----- Given records -----
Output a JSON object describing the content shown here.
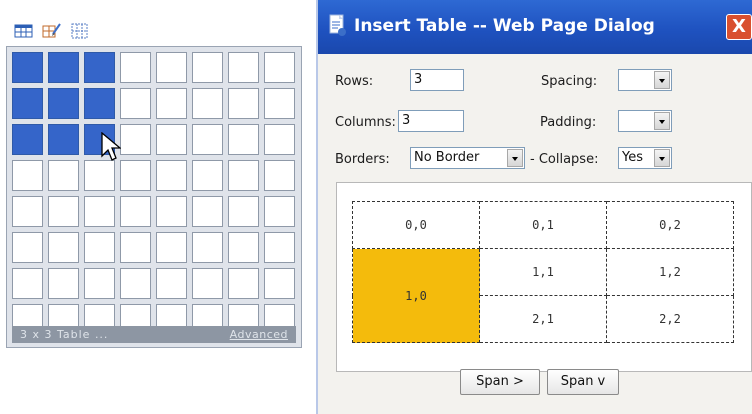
{
  "picker": {
    "rows_total": 8,
    "cols_total": 8,
    "selected_rows": 3,
    "selected_cols": 3,
    "status_text": "3 x 3 Table ...",
    "advanced_link": "Advanced",
    "toolbar_icons": [
      "table-icon",
      "edit-table-icon",
      "table-grid-icon"
    ]
  },
  "dialog": {
    "title": "Insert Table -- Web Page Dialog",
    "close_glyph": "X",
    "fields": {
      "rows_label": "Rows:",
      "rows_value": "3",
      "columns_label": "Columns:",
      "columns_value": "3",
      "spacing_label": "Spacing:",
      "spacing_value": "",
      "padding_label": "Padding:",
      "padding_value": "",
      "borders_label": "Borders:",
      "borders_value": "No Border",
      "collapse_label": "- Collapse:",
      "collapse_value": "Yes"
    },
    "preview": {
      "cells": {
        "r0c0": "0,0",
        "r0c1": "0,1",
        "r0c2": "0,2",
        "r1c0": "1,0",
        "r1c1": "1,1",
        "r1c2": "1,2",
        "r2c1": "2,1",
        "r2c2": "2,2"
      },
      "highlight_color": "#f4bb0c"
    },
    "buttons": {
      "span_right": "Span >",
      "span_down": "Span v"
    }
  },
  "colors": {
    "selected_cell": "#3565c9",
    "titlebar": "#1f52c0"
  }
}
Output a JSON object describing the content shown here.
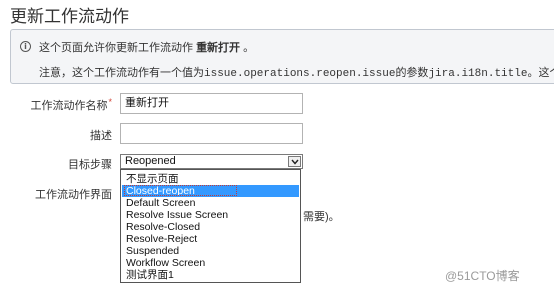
{
  "page": {
    "title": "更新工作流动作"
  },
  "info": {
    "line1_prefix": "这个页面允许你更新工作流动作",
    "line1_action": "重新打开",
    "line1_suffix": "。",
    "line2_prefix": "注意，这个工作流动作有一个值为",
    "line2_code1": "issue.operations.reopen.issue",
    "line2_middle": "的参数",
    "line2_code2": "jira.i18n.title",
    "line2_suffix": "。这个参数"
  },
  "form": {
    "name_label": "工作流动作名称",
    "name_required": "*",
    "name_value": "重新打开",
    "desc_label": "描述",
    "desc_value": "",
    "dest_label": "目标步骤",
    "dest_value": "Reopened",
    "screen_label": "工作流动作界面",
    "screen_hint": "需要)。"
  },
  "dropdown": {
    "options": [
      "不显示页面",
      "Closed-reopen",
      "Default Screen",
      "Resolve Issue Screen",
      "Resolve-Closed",
      "Resolve-Reject",
      "Suspended",
      "Workflow Screen",
      "测试界面1"
    ],
    "selected_index": 1
  },
  "watermark": "@51CTO博客",
  "colors": {
    "selected_bg": "#3399ff",
    "required": "#d04437",
    "info_bg": "#f4f5f7"
  }
}
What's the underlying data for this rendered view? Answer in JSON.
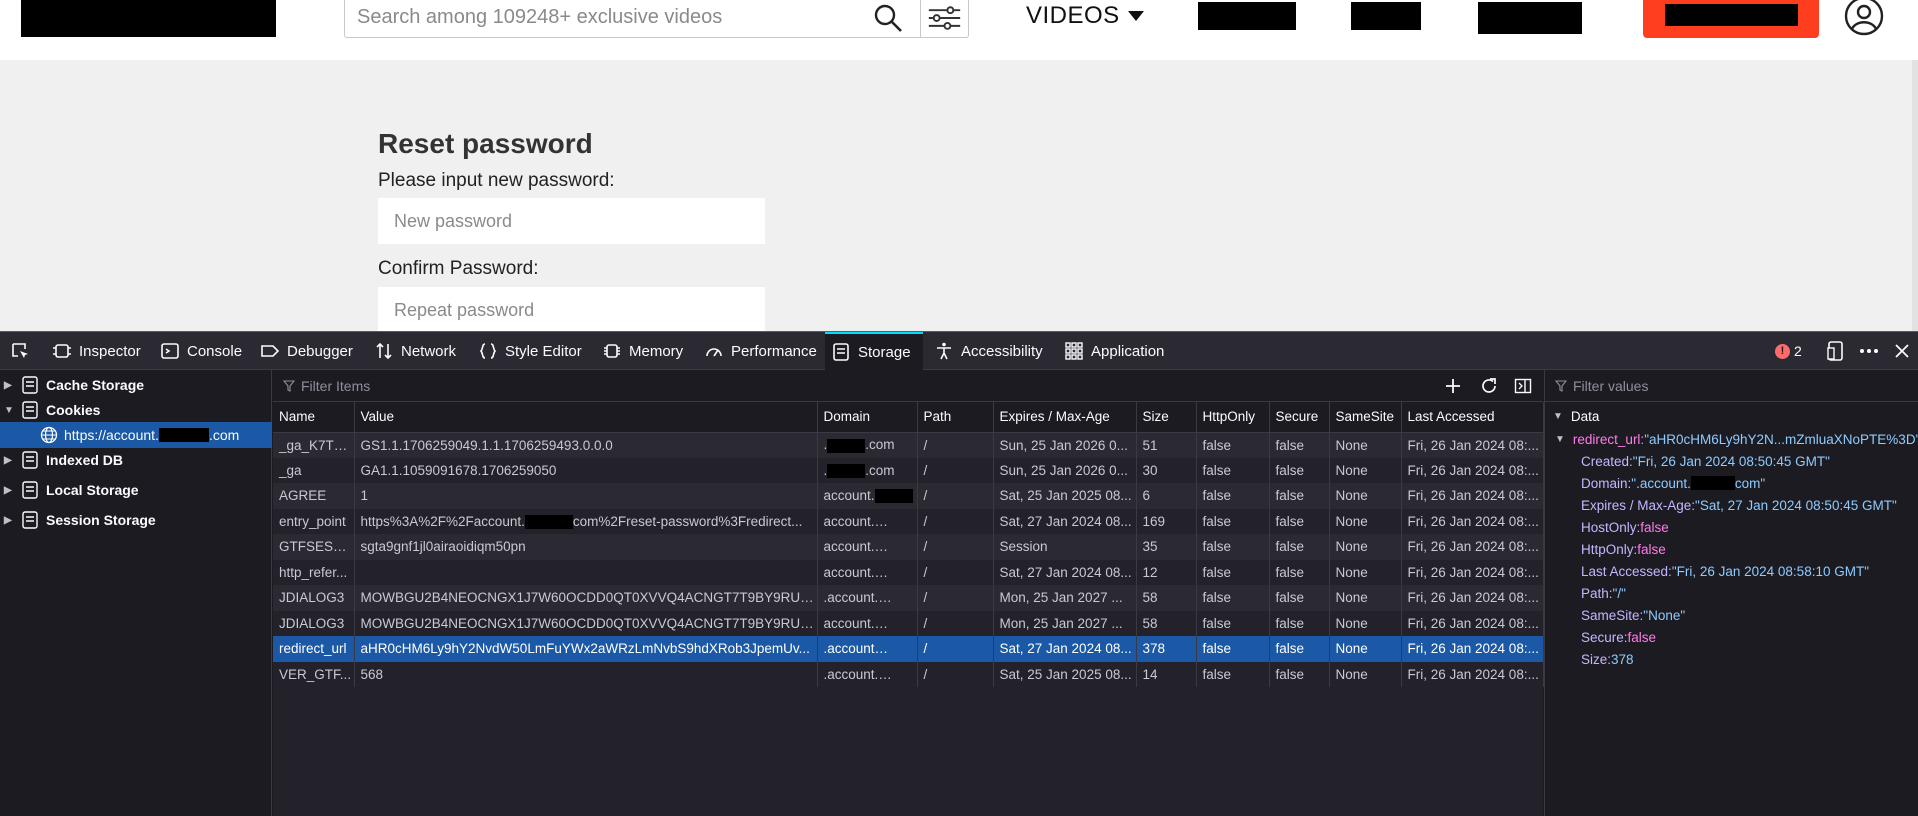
{
  "site": {
    "search_placeholder": "Search among 109248+ exclusive videos",
    "videos_label": "VIDEOS"
  },
  "reset": {
    "title": "Reset password",
    "new_label": "Please input new password:",
    "new_placeholder": "New password",
    "confirm_label": "Confirm Password:",
    "confirm_placeholder": "Repeat password"
  },
  "devtools": {
    "tabs": [
      "Inspector",
      "Console",
      "Debugger",
      "Network",
      "Style Editor",
      "Memory",
      "Performance",
      "Storage",
      "Accessibility",
      "Application"
    ],
    "active_tab": "Storage",
    "error_count": "2",
    "tree": {
      "cache_storage": "Cache Storage",
      "cookies": "Cookies",
      "cookie_host_prefix": "https://account.",
      "cookie_host_suffix": ".com",
      "indexed_db": "Indexed DB",
      "local_storage": "Local Storage",
      "session_storage": "Session Storage"
    },
    "filter_items_placeholder": "Filter Items",
    "filter_values_placeholder": "Filter values",
    "columns": [
      "Name",
      "Value",
      "Domain",
      "Path",
      "Expires / Max-Age",
      "Size",
      "HttpOnly",
      "Secure",
      "SameSite",
      "Last Accessed"
    ],
    "rows": [
      {
        "name": "_ga_K7TR...",
        "value": "GS1.1.1706259049.1.1.1706259493.0.0.0",
        "domain_pre": ".",
        "domain_post": ".com",
        "path": "/",
        "expires": "Sun, 25 Jan 2026 0...",
        "size": "51",
        "httponly": "false",
        "secure": "false",
        "samesite": "None",
        "last": "Fri, 26 Jan 2024 08:..."
      },
      {
        "name": "_ga",
        "value": "GA1.1.1059091678.1706259050",
        "domain_pre": ".",
        "domain_post": ".com",
        "path": "/",
        "expires": "Sun, 25 Jan 2026 0...",
        "size": "30",
        "httponly": "false",
        "secure": "false",
        "samesite": "None",
        "last": "Fri, 26 Jan 2024 08:..."
      },
      {
        "name": "AGREE",
        "value": "1",
        "domain_pre": "account.",
        "domain_post": "",
        "path": "/",
        "expires": "Sat, 25 Jan 2025 08...",
        "size": "6",
        "httponly": "false",
        "secure": "false",
        "samesite": "None",
        "last": "Fri, 26 Jan 2024 08:..."
      },
      {
        "name": "entry_point",
        "value": "https%3A%2F%2Faccount.",
        "value_post": "com%2Freset-password%3Fredirect...",
        "domain_pre": "account.",
        "domain_post": "...",
        "path": "/",
        "expires": "Sat, 27 Jan 2024 08...",
        "size": "169",
        "httponly": "false",
        "secure": "false",
        "samesite": "None",
        "last": "Fri, 26 Jan 2024 08:..."
      },
      {
        "name": "GTFSESSID",
        "value": "sgta9gnf1jl0airaoidiqm50pn",
        "domain_pre": "account.",
        "domain_post": "...",
        "path": "/",
        "expires": "Session",
        "size": "35",
        "httponly": "false",
        "secure": "false",
        "samesite": "None",
        "last": "Fri, 26 Jan 2024 08:..."
      },
      {
        "name": "http_refer...",
        "value": "",
        "domain_pre": "account.",
        "domain_post": "l...",
        "path": "/",
        "expires": "Sat, 27 Jan 2024 08...",
        "size": "12",
        "httponly": "false",
        "secure": "false",
        "samesite": "None",
        "last": "Fri, 26 Jan 2024 08:..."
      },
      {
        "name": "JDIALOG3",
        "value": "MOWBGU2B4NEOCNGX1J7W60OCDD0QT0XVVQ4ACNGT7T9BY9RUUY",
        "domain_pre": ".account.",
        "domain_post": "...",
        "path": "/",
        "expires": "Mon, 25 Jan 2027 ...",
        "size": "58",
        "httponly": "false",
        "secure": "false",
        "samesite": "None",
        "last": "Fri, 26 Jan 2024 08:..."
      },
      {
        "name": "JDIALOG3",
        "value": "MOWBGU2B4NEOCNGX1J7W60OCDD0QT0XVVQ4ACNGT7T9BY9RUUY",
        "domain_pre": "account.",
        "domain_post": "...",
        "path": "/",
        "expires": "Mon, 25 Jan 2027 ...",
        "size": "58",
        "httponly": "false",
        "secure": "false",
        "samesite": "None",
        "last": "Fri, 26 Jan 2024 08:..."
      },
      {
        "name": "redirect_url",
        "value": "aHR0cHM6Ly9hY2NvdW50LmFuYWx2aWRzLmNvbS9hdXRob3JpemUv...",
        "domain_pre": ".account",
        "domain_post": "...",
        "path": "/",
        "expires": "Sat, 27 Jan 2024 08...",
        "size": "378",
        "httponly": "false",
        "secure": "false",
        "samesite": "None",
        "last": "Fri, 26 Jan 2024 08:...",
        "selected": true
      },
      {
        "name": "VER_GTF...",
        "value": "568",
        "domain_pre": ".account.",
        "domain_post": "...",
        "path": "/",
        "expires": "Sat, 25 Jan 2025 08...",
        "size": "14",
        "httponly": "false",
        "secure": "false",
        "samesite": "None",
        "last": "Fri, 26 Jan 2024 08:..."
      }
    ],
    "sidebar": {
      "section": "Data",
      "root_key": "redirect_url:",
      "root_value": "\"aHR0cHM6Ly9hY2N...mZmluaXNoPTE%3D\"",
      "created_key": "Created:",
      "created_value": "\"Fri, 26 Jan 2024 08:50:45 GMT\"",
      "domain_key": "Domain:",
      "domain_value_pre": "\".account.",
      "domain_value_post": "com\"",
      "expires_key": "Expires / Max-Age:",
      "expires_value": "\"Sat, 27 Jan 2024 08:50:45 GMT\"",
      "hostonly_key": "HostOnly:",
      "hostonly_value": "false",
      "httponly_key": "HttpOnly:",
      "httponly_value": "false",
      "lastaccessed_key": "Last Accessed:",
      "lastaccessed_value": "\"Fri, 26 Jan 2024 08:58:10 GMT\"",
      "path_key": "Path:",
      "path_value": "\"/\"",
      "samesite_key": "SameSite:",
      "samesite_value": "\"None\"",
      "secure_key": "Secure:",
      "secure_value": "false",
      "size_key": "Size:",
      "size_value": "378"
    }
  }
}
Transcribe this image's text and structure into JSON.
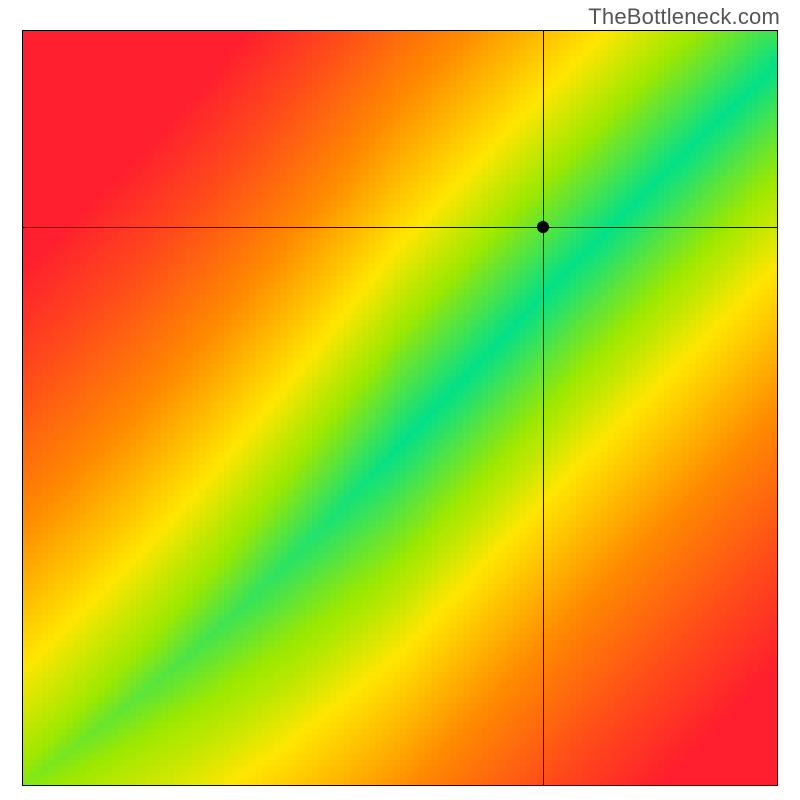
{
  "watermark": "TheBottleneck.com",
  "chart_data": {
    "type": "heatmap",
    "title": "",
    "xlabel": "",
    "ylabel": "",
    "xlim": [
      0,
      1
    ],
    "ylim": [
      0,
      1
    ],
    "marker": {
      "x": 0.69,
      "y": 0.74
    },
    "optimal_band": {
      "center": [
        {
          "x": 0.0,
          "y": 0.0
        },
        {
          "x": 0.1,
          "y": 0.075
        },
        {
          "x": 0.2,
          "y": 0.155
        },
        {
          "x": 0.3,
          "y": 0.245
        },
        {
          "x": 0.4,
          "y": 0.345
        },
        {
          "x": 0.5,
          "y": 0.45
        },
        {
          "x": 0.6,
          "y": 0.555
        },
        {
          "x": 0.7,
          "y": 0.66
        },
        {
          "x": 0.8,
          "y": 0.76
        },
        {
          "x": 0.9,
          "y": 0.86
        },
        {
          "x": 1.0,
          "y": 0.955
        }
      ],
      "half_width_fraction": 0.07
    },
    "color_stops": [
      {
        "t": 0.0,
        "color": "#00e08a"
      },
      {
        "t": 0.15,
        "color": "#9be800"
      },
      {
        "t": 0.3,
        "color": "#ffe600"
      },
      {
        "t": 0.55,
        "color": "#ff8a00"
      },
      {
        "t": 0.8,
        "color": "#ff4a1a"
      },
      {
        "t": 1.0,
        "color": "#ff1f2e"
      }
    ]
  }
}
-----
● What to work on
Identify every line above that includes the word "watermark", and show those lines.

● Answer
  "watermark": "@51CTO博客",
  "watermark": "TheBottleneck.com",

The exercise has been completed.